Task requirements: Copy out every line that contains "results".

Exercise input:
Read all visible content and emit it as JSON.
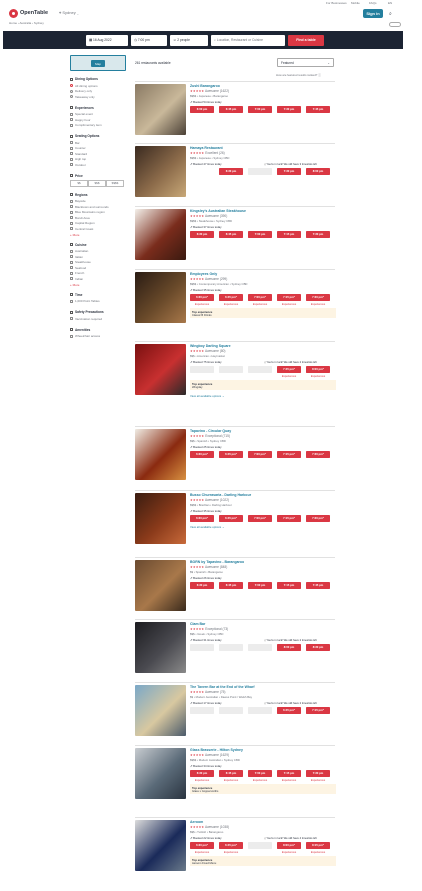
{
  "header": {
    "brand": "OpenTable",
    "location": "Sydney",
    "sign_in": "Sign in",
    "utility": [
      "For Businesses",
      "Mobile",
      "FAQs",
      "EN"
    ],
    "breadcrumb": "Home › Australia › Sydney"
  },
  "search": {
    "date": "16 Aug 2022",
    "time": "7:00 pm",
    "people": "2 people",
    "query_placeholder": "Location, Restaurant or Cuisine",
    "find_label": "Find a table"
  },
  "sidebar": {
    "map_label": "Map",
    "dining": {
      "title": "Dining Options",
      "items": [
        "All dining options",
        "Delivery only",
        "Takeaway only"
      ]
    },
    "experiences": {
      "title": "Experiences",
      "items": [
        "Special event",
        "Happy hour",
        "Complimentary item"
      ]
    },
    "seating": {
      "title": "Seating Options",
      "items": [
        "Bar",
        "Counter",
        "Standard",
        "High top",
        "Outdoor"
      ]
    },
    "price": {
      "title": "Price",
      "items": [
        "$$",
        "$$$",
        "$$$$"
      ]
    },
    "regions": {
      "title": "Regions",
      "items": [
        "Bayside",
        "Blacktown and surrounds",
        "Blue Mountains region",
        "Bondi Area",
        "Capital Region",
        "Central Coast"
      ],
      "more": "+ More"
    },
    "cuisine": {
      "title": "Cuisine",
      "items": [
        "Australian",
        "Italian",
        "Steakhouse",
        "Seafood",
        "French",
        "Indian"
      ],
      "more": "+ More"
    },
    "time": {
      "title": "Time",
      "items": [
        "1,000 Point Tables"
      ]
    },
    "safety": {
      "title": "Safety Precautions",
      "items": [
        "Vaccination required"
      ]
    },
    "amenities": {
      "title": "Amenities",
      "items": [
        "Wheelchair access"
      ]
    }
  },
  "results": {
    "count": "261 restaurants available",
    "sort": "Featured",
    "sort_note": "How are featured results ranked?"
  },
  "restaurants": [
    {
      "name": "Zushi Barangaroo",
      "rating": "Awesome (1622)",
      "meta": "$$$$ • Japanese • Barangaroo",
      "booked": "Booked 54 times today",
      "note": "",
      "slots": [
        "6:00 pm",
        "6:45 pm",
        "7:00 pm",
        "7:30 pm",
        "7:45 pm"
      ]
    },
    {
      "name": "Hamaya Restaurant",
      "rating": "Excellent (26)",
      "meta": "$$$$ • Japanese • Sydney CBD",
      "booked": "Booked 47 times today",
      "note": "You're in luck! We still have 3 timeslots left",
      "slots": [
        "",
        "",
        "6:30 pm",
        "",
        "7:30 pm",
        "8:00 pm"
      ]
    },
    {
      "name": "Kingsley's Australian Steakhouse",
      "rating": "Awesome (390)",
      "meta": "$$$$ • Steakhouse • Sydney CBD",
      "booked": "Booked 37 times today",
      "note": "",
      "slots": [
        "6:30 pm",
        "6:45 pm",
        "7:00 pm",
        "7:15 pm",
        "7:30 pm"
      ]
    },
    {
      "name": "Employees Only",
      "rating": "Awesome (299)",
      "meta": "$$$$ • Contemporary American • Sydney CBD",
      "booked": "Booked 35 times today",
      "note": "",
      "slots": [
        "6:30 pm*",
        "6:45 pm*",
        "7:00 pm*",
        "7:15 pm*",
        "7:30 pm*"
      ],
      "exp": [
        "Experiences",
        "Experiences",
        "Experiences",
        "Experiences",
        "Experiences"
      ],
      "top": "Top experience",
      "topsub": "Classic B Drinks"
    },
    {
      "name": "Wingboy Darling Square",
      "rating": "Awesome (80)",
      "meta": "$$$ • American • Haymarket",
      "booked": "Booked 75 times today",
      "note": "You're in luck! We still have 2 timeslots left",
      "slots": [
        "",
        "",
        "",
        "7:45 pm*",
        "8:00 pm*"
      ],
      "exp": [
        "",
        "",
        "",
        "Experiences",
        "Experiences"
      ],
      "top": "Top experience",
      "topsub": "Wingday",
      "view": "View all available options"
    },
    {
      "name": "Tapavino - Circular Quay",
      "rating": "Exceptional (715)",
      "meta": "$$$ • Spanish • Sydney CBD",
      "booked": "Booked 25 times today",
      "note": "",
      "slots": [
        "6:30 pm*",
        "6:45 pm*",
        "7:00 pm*",
        "7:15 pm*",
        "7:30 pm*"
      ]
    },
    {
      "name": "Busso Churrasaria - Darling Harbour",
      "rating": "Awesome (1022)",
      "meta": "$$$$ • Brazilian • Darling Harbour",
      "booked": "Booked 35 times today",
      "note": "",
      "slots": [
        "6:30 pm*",
        "6:45 pm*",
        "7:00 pm*",
        "7:15 pm*",
        "7:30 pm*"
      ],
      "view": "View all available options"
    },
    {
      "name": "BORN by Tapavino - Barangaroo",
      "rating": "Awesome (848)",
      "meta": "$$ • Spanish • Barangaroo",
      "booked": "Booked 26 times today",
      "note": "",
      "slots": [
        "6:30 pm",
        "6:45 pm",
        "7:00 pm",
        "7:15 pm",
        "7:45 pm"
      ]
    },
    {
      "name": "Clam Bar",
      "rating": "Exceptional (73)",
      "meta": "$$$ • Greek • Sydney CBD",
      "booked": "Booked 31 times today",
      "note": "You're in luck! We still have 2 timeslots left",
      "slots": [
        "",
        "",
        "",
        "8:00 pm",
        "8:30 pm"
      ]
    },
    {
      "name": "The Tavern Bar at the End of the Wharf",
      "rating": "Awesome (75)",
      "meta": "$$ • Modern Australian • Dawes Point / Walsh Bay",
      "booked": "Booked 17 times today",
      "note": "You're in luck! We still have 2 timeslots left",
      "slots": [
        "",
        "",
        "",
        "6:45 pm*",
        "7:15 pm*"
      ]
    },
    {
      "name": "Glass Brasserie - Hilton Sydney",
      "rating": "Awesome (1629)",
      "meta": "$$$$ • Modern Australian • Sydney CBD",
      "booked": "Booked 34 times today",
      "note": "",
      "slots": [
        "6:30 pm",
        "6:45 pm",
        "7:00 pm",
        "7:15 pm",
        "7:30 pm"
      ],
      "exp": [
        "Experiences",
        "Experiences",
        "Experiences",
        "Experiences",
        "Experiences"
      ],
      "top": "Top experience",
      "topsub": "Glass x Coppersmiths"
    },
    {
      "name": "Aeroom",
      "rating": "Awesome (1038)",
      "meta": "$$$ • Turkish • Barangaroo",
      "booked": "Booked 22 times today",
      "note": "You're in luck! We still have 4 timeslots left",
      "slots": [
        "6:30 pm*",
        "6:45 pm*",
        "",
        "8:00 pm*",
        "8:15 pm*"
      ],
      "exp": [
        "Experiences",
        "Experiences",
        "",
        "Experiences",
        "Experiences"
      ],
      "top": "Top experience",
      "topsub": "Aeroom Fixed Menu"
    }
  ]
}
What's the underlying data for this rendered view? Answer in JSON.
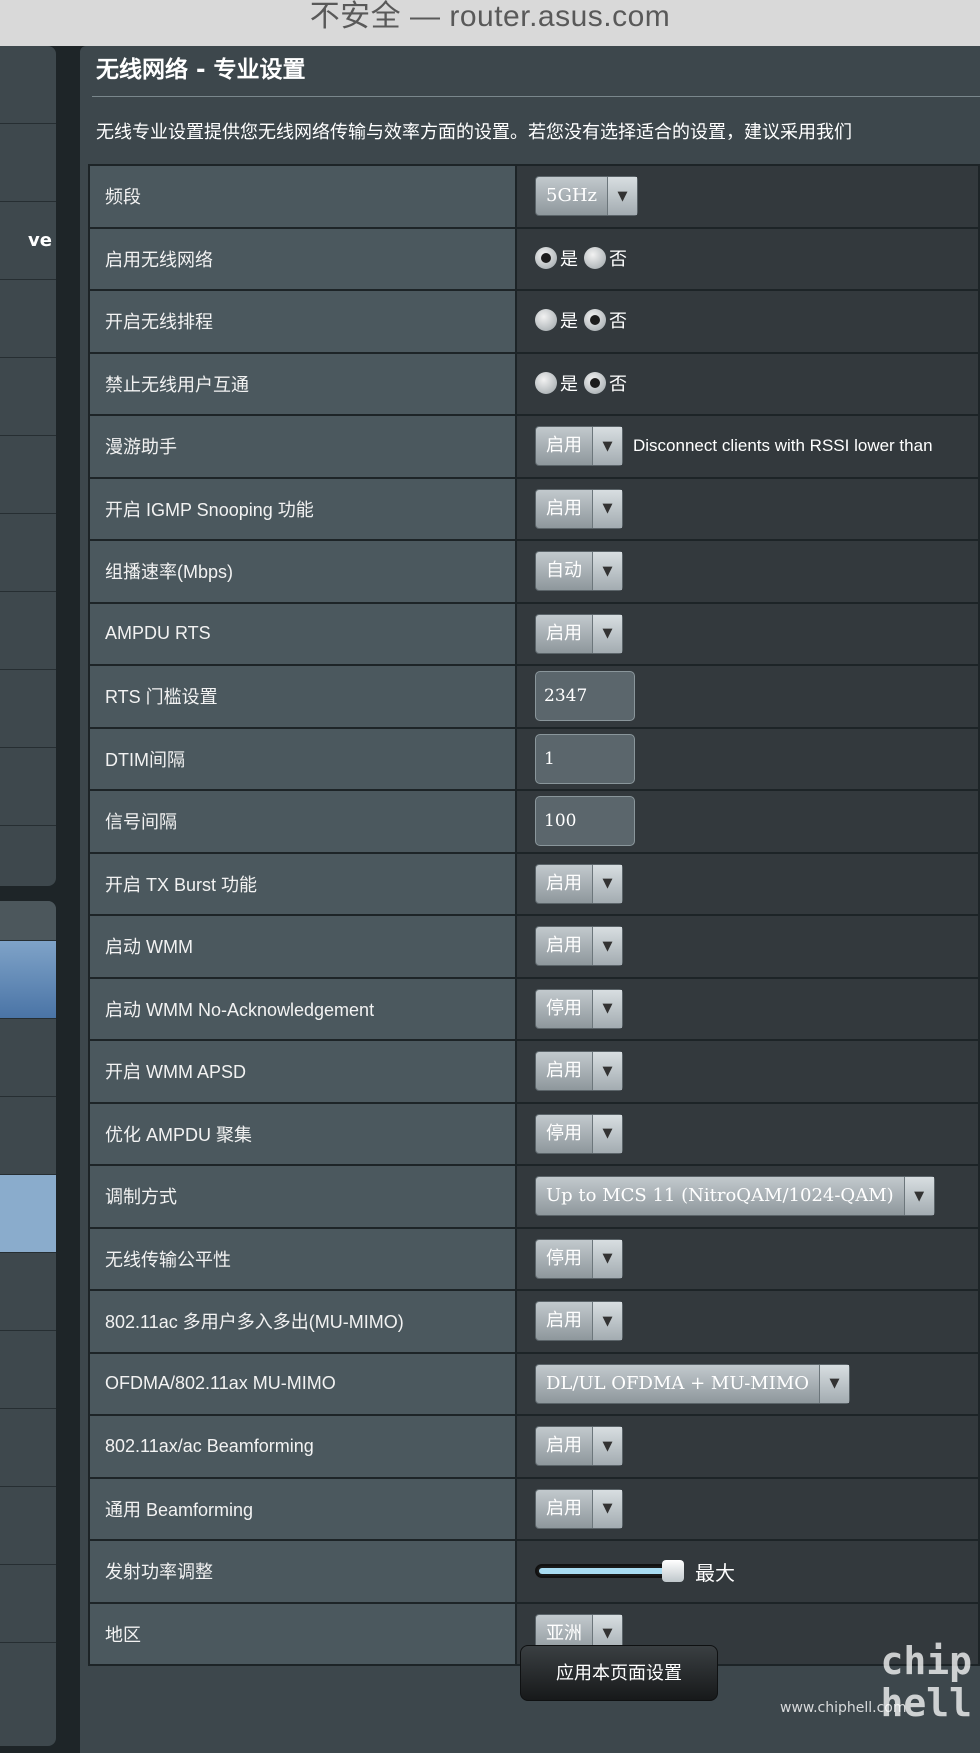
{
  "browser": {
    "url_text": "不安全 — router.asus.com"
  },
  "left_nav": {
    "fragment": "ve"
  },
  "page": {
    "title": "无线网络 - 专业设置",
    "description": "无线专业设置提供您无线网络传输与效率方面的设置。若您没有选择适合的设置，建议采用我们"
  },
  "settings": [
    {
      "label": "频段",
      "type": "select",
      "value": "5GHz"
    },
    {
      "label": "启用无线网络",
      "type": "radio",
      "options": [
        "是",
        "否"
      ],
      "selected": 0
    },
    {
      "label": "开启无线排程",
      "type": "radio",
      "options": [
        "是",
        "否"
      ],
      "selected": 1
    },
    {
      "label": "禁止无线用户互通",
      "type": "radio",
      "options": [
        "是",
        "否"
      ],
      "selected": 1
    },
    {
      "label": "漫游助手",
      "type": "select",
      "value": "启用",
      "extra": "Disconnect clients with RSSI lower than"
    },
    {
      "label": "开启 IGMP Snooping 功能",
      "type": "select",
      "value": "启用"
    },
    {
      "label": "组播速率(Mbps)",
      "type": "select",
      "value": "自动"
    },
    {
      "label": "AMPDU RTS",
      "type": "select",
      "value": "启用"
    },
    {
      "label": "RTS 门槛设置",
      "type": "text",
      "value": "2347"
    },
    {
      "label": "DTIM间隔",
      "type": "text",
      "value": "1"
    },
    {
      "label": "信号间隔",
      "type": "text",
      "value": "100"
    },
    {
      "label": "开启 TX Burst 功能",
      "type": "select",
      "value": "启用"
    },
    {
      "label": "启动 WMM",
      "type": "select",
      "value": "启用"
    },
    {
      "label": "启动 WMM No-Acknowledgement",
      "type": "select",
      "value": "停用"
    },
    {
      "label": "开启 WMM APSD",
      "type": "select",
      "value": "启用"
    },
    {
      "label": "优化 AMPDU 聚集",
      "type": "select",
      "value": "停用"
    },
    {
      "label": "调制方式",
      "type": "select",
      "value": "Up to MCS 11 (NitroQAM/1024-QAM)"
    },
    {
      "label": "无线传输公平性",
      "type": "select",
      "value": "停用"
    },
    {
      "label": "802.11ac 多用户多入多出(MU-MIMO)",
      "type": "select",
      "value": "启用"
    },
    {
      "label": "OFDMA/802.11ax MU-MIMO",
      "type": "select",
      "value": "DL/UL OFDMA + MU-MIMO"
    },
    {
      "label": "802.11ax/ac Beamforming",
      "type": "select",
      "value": "启用"
    },
    {
      "label": "通用 Beamforming",
      "type": "select",
      "value": "启用"
    },
    {
      "label": "发射功率调整",
      "type": "slider",
      "level": 1.0,
      "value_label": "最大"
    },
    {
      "label": "地区",
      "type": "select",
      "value": "亚洲"
    }
  ],
  "apply_button": {
    "label": "应用本页面设置"
  },
  "watermark": {
    "logo": "chip hell",
    "site": "www.chiphell.com"
  }
}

Problem solution:
  "results": {
    "sort_note": "How are featured results ranked?"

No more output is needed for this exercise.